**YOUR TASK**
Which lines in the material below contain the word "increases"? Copy each of them.

[Figure data in JSON]
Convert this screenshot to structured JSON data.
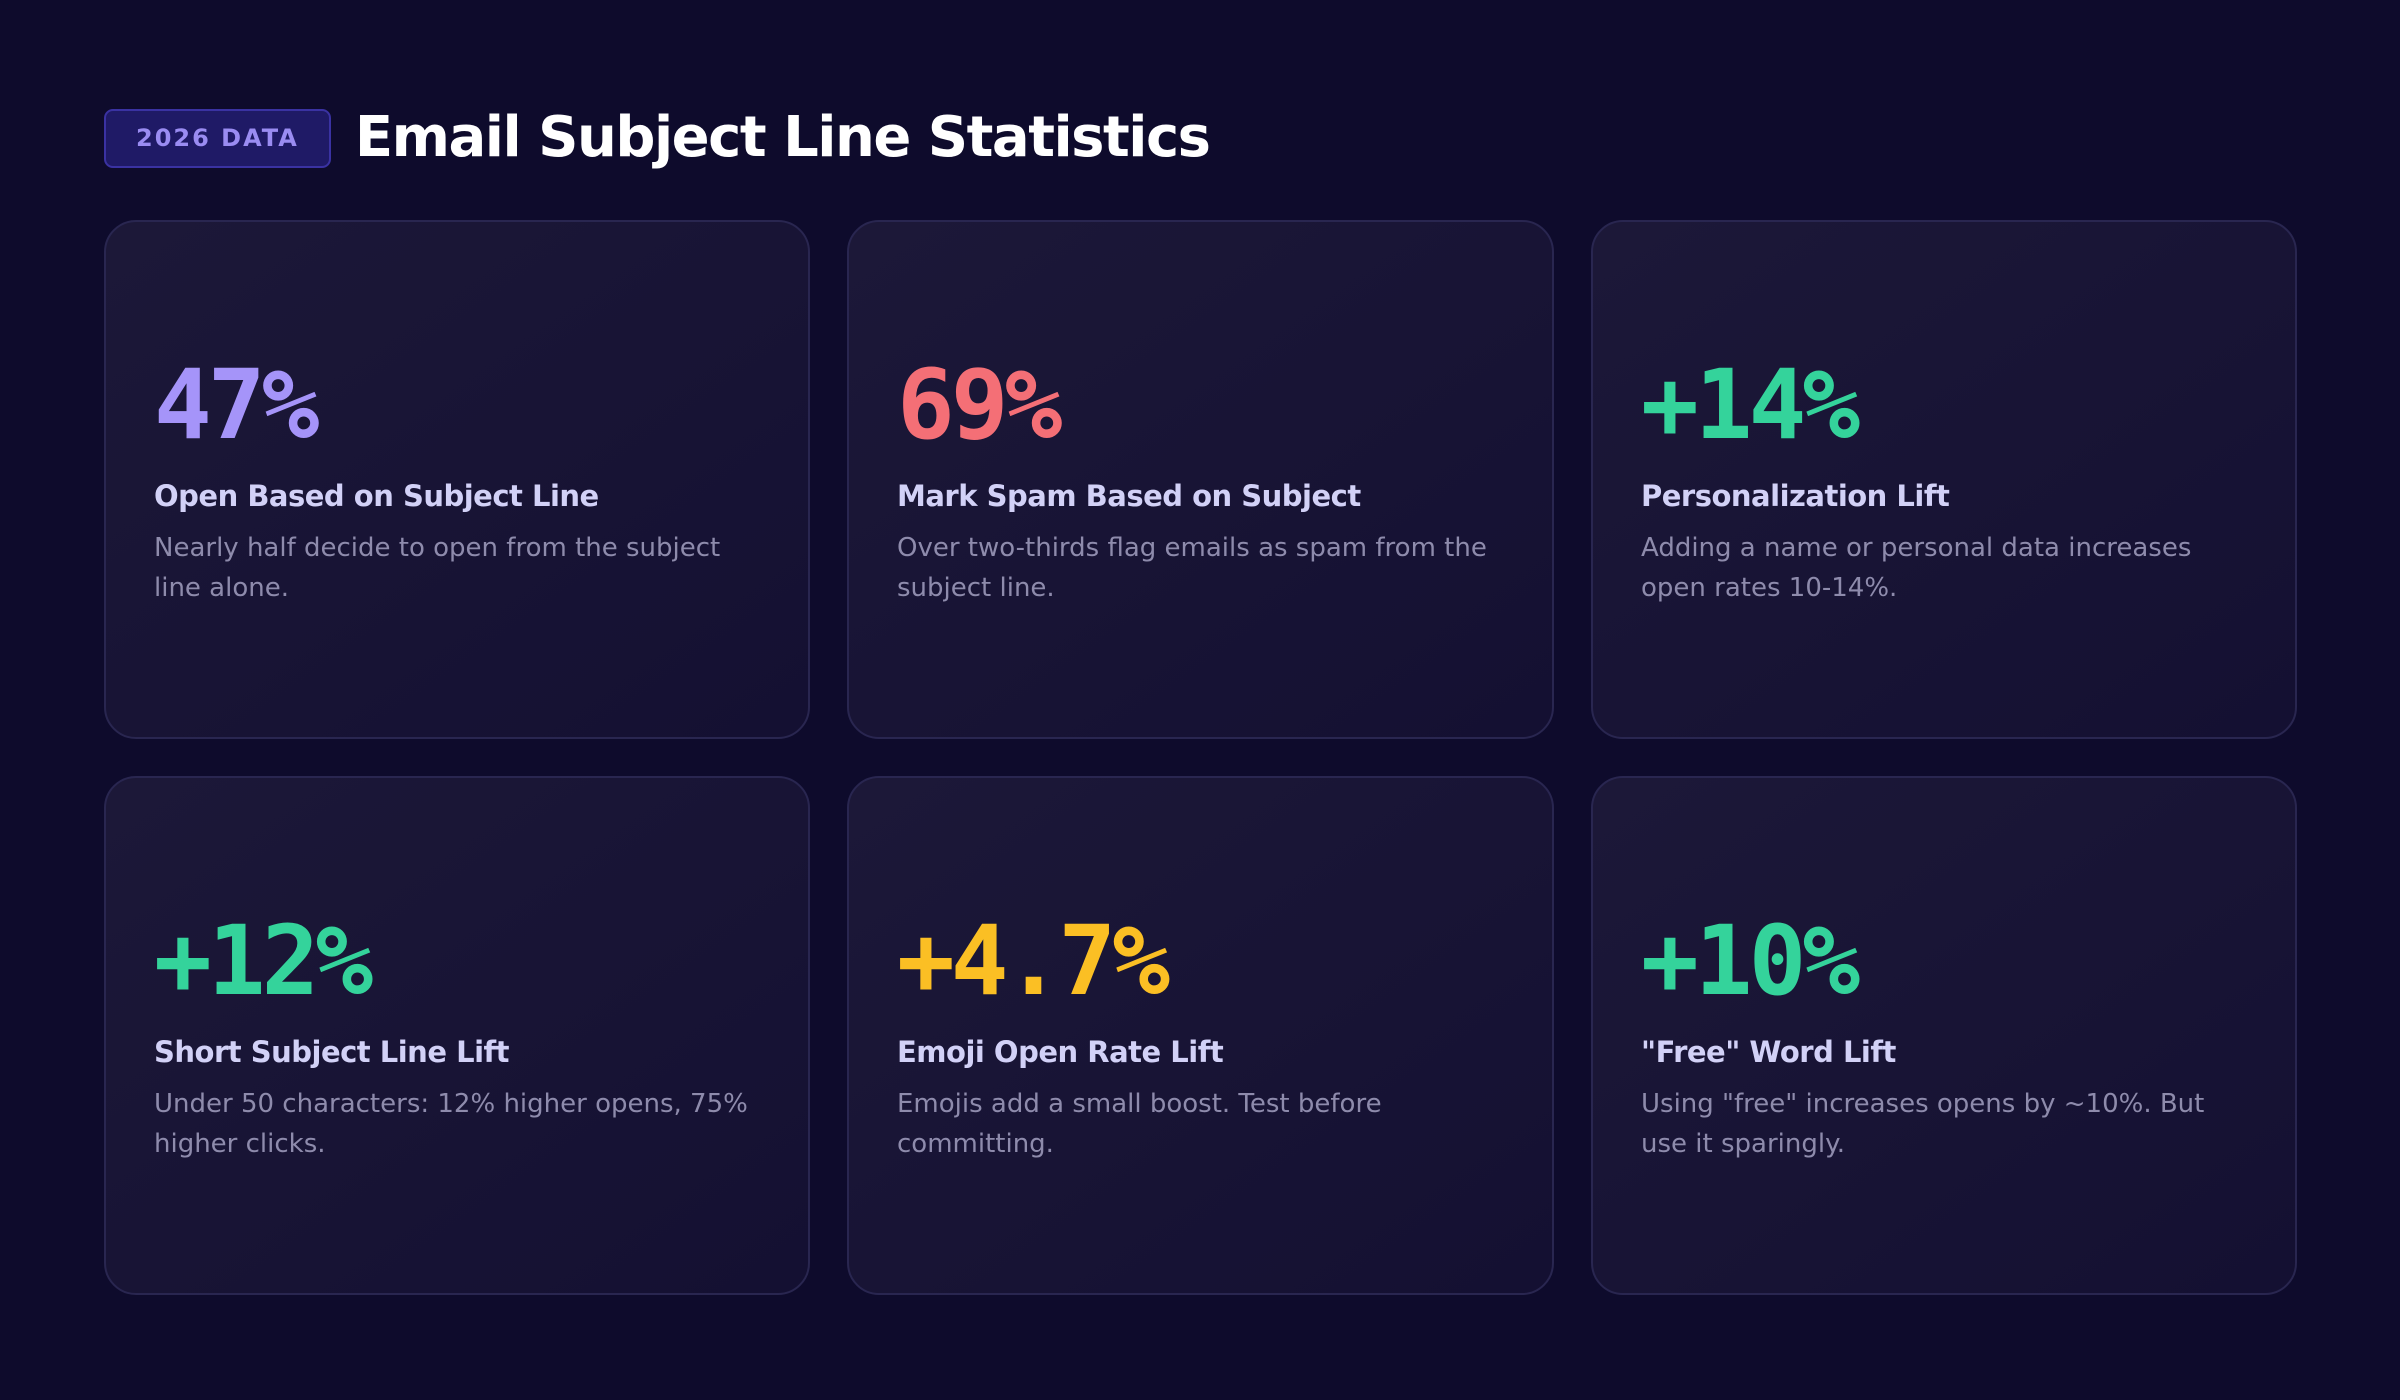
{
  "header": {
    "badge": "2026 DATA",
    "title": "Email Subject Line Statistics"
  },
  "cards": [
    {
      "value": "47%",
      "label": "Open Based on Subject Line",
      "description": "Nearly half decide to open from the subject line alone.",
      "color": "#a594f9"
    },
    {
      "value": "69%",
      "label": "Mark Spam Based on Subject",
      "description": "Over two-thirds flag emails as spam from the subject line.",
      "color": "#f46f76"
    },
    {
      "value": "+14%",
      "label": "Personalization Lift",
      "description": "Adding a name or personal data increases open rates 10-14%.",
      "color": "#34d39b"
    },
    {
      "value": "+12%",
      "label": "Short Subject Line Lift",
      "description": "Under 50 characters: 12% higher opens, 75% higher clicks.",
      "color": "#34d39b"
    },
    {
      "value": "+4.7%",
      "label": "Emoji Open Rate Lift",
      "description": "Emojis add a small boost. Test before committing.",
      "color": "#fbbf24"
    },
    {
      "value": "+10%",
      "label": "\"Free\" Word Lift",
      "description": "Using \"free\" increases opens by ~10%. But use it sparingly.",
      "color": "#34d39b"
    }
  ]
}
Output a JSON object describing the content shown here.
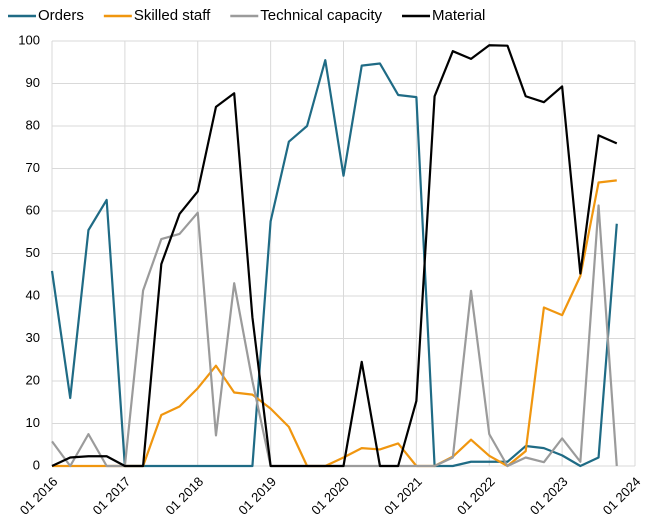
{
  "chart_data": {
    "type": "line",
    "x": [
      2016,
      2016.25,
      2016.5,
      2016.75,
      2017,
      2017.25,
      2017.5,
      2017.75,
      2018,
      2018.25,
      2018.5,
      2018.75,
      2019,
      2019.25,
      2019.5,
      2019.75,
      2020,
      2020.25,
      2020.5,
      2020.75,
      2021,
      2021.25,
      2021.5,
      2021.75,
      2022,
      2022.25,
      2022.5,
      2022.75,
      2023,
      2023.25,
      2023.5,
      2023.75
    ],
    "series": [
      {
        "name": "Orders",
        "color": "#1f6b85",
        "values": [
          45.9,
          16,
          55.5,
          62.6,
          0,
          0,
          0,
          0,
          0,
          0,
          0,
          0,
          57.6,
          76.3,
          80,
          95.5,
          68.3,
          94.2,
          94.7,
          87.3,
          86.8,
          0,
          0,
          1,
          1,
          1,
          4.7,
          4.2,
          2.5,
          0,
          2,
          57
        ]
      },
      {
        "name": "Skilled staff",
        "color": "#f0960f",
        "values": [
          0,
          0,
          0,
          0,
          0,
          0,
          12,
          14,
          18.3,
          23.6,
          17.3,
          16.8,
          13.5,
          9.2,
          0,
          0,
          2,
          4.2,
          3.9,
          5.3,
          0,
          0,
          2.2,
          6.2,
          2.4,
          0,
          3.5,
          37.3,
          35.5,
          44.7,
          66.7,
          67.2
        ]
      },
      {
        "name": "Technical capacity",
        "color": "#9b9b9b",
        "values": [
          5.8,
          0,
          7.5,
          0,
          0,
          41.3,
          53.4,
          54.6,
          59.6,
          7.2,
          43,
          20,
          0,
          0,
          0,
          0,
          0,
          0,
          0,
          0,
          0,
          0,
          2,
          41.2,
          7.5,
          0,
          2,
          0.9,
          6.5,
          1,
          61.3,
          0
        ]
      },
      {
        "name": "Material",
        "color": "#000000",
        "values": [
          0,
          2,
          2.3,
          2.3,
          0,
          0,
          47.5,
          59.3,
          64.6,
          84.5,
          87.7,
          35,
          0,
          0,
          0,
          0,
          0,
          24.5,
          0,
          0,
          15.3,
          87,
          97.6,
          95.8,
          99,
          98.9,
          87,
          85.6,
          89.3,
          45.3,
          77.8,
          75.9
        ]
      }
    ],
    "xlim": [
      2016,
      2024
    ],
    "xticks": [
      {
        "value": 2016,
        "label": "01 2016"
      },
      {
        "value": 2017,
        "label": "01 2017"
      },
      {
        "value": 2018,
        "label": "01 2018"
      },
      {
        "value": 2019,
        "label": "01 2019"
      },
      {
        "value": 2020,
        "label": "01 2020"
      },
      {
        "value": 2021,
        "label": "01 2021"
      },
      {
        "value": 2022,
        "label": "01 2022"
      },
      {
        "value": 2023,
        "label": "01 2023"
      },
      {
        "value": 2024,
        "label": "01 2024"
      }
    ],
    "ylim": [
      0,
      100
    ],
    "yticks": [
      0,
      10,
      20,
      30,
      40,
      50,
      60,
      70,
      80,
      90,
      100
    ],
    "grid": true,
    "legend": "top"
  }
}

**TASK SOLUTION**
      "description": "Adding a name or personal data increases open rates 10-14%.",
      "description": "Using \"free\" increases opens by ~10%. But use it sparingly.",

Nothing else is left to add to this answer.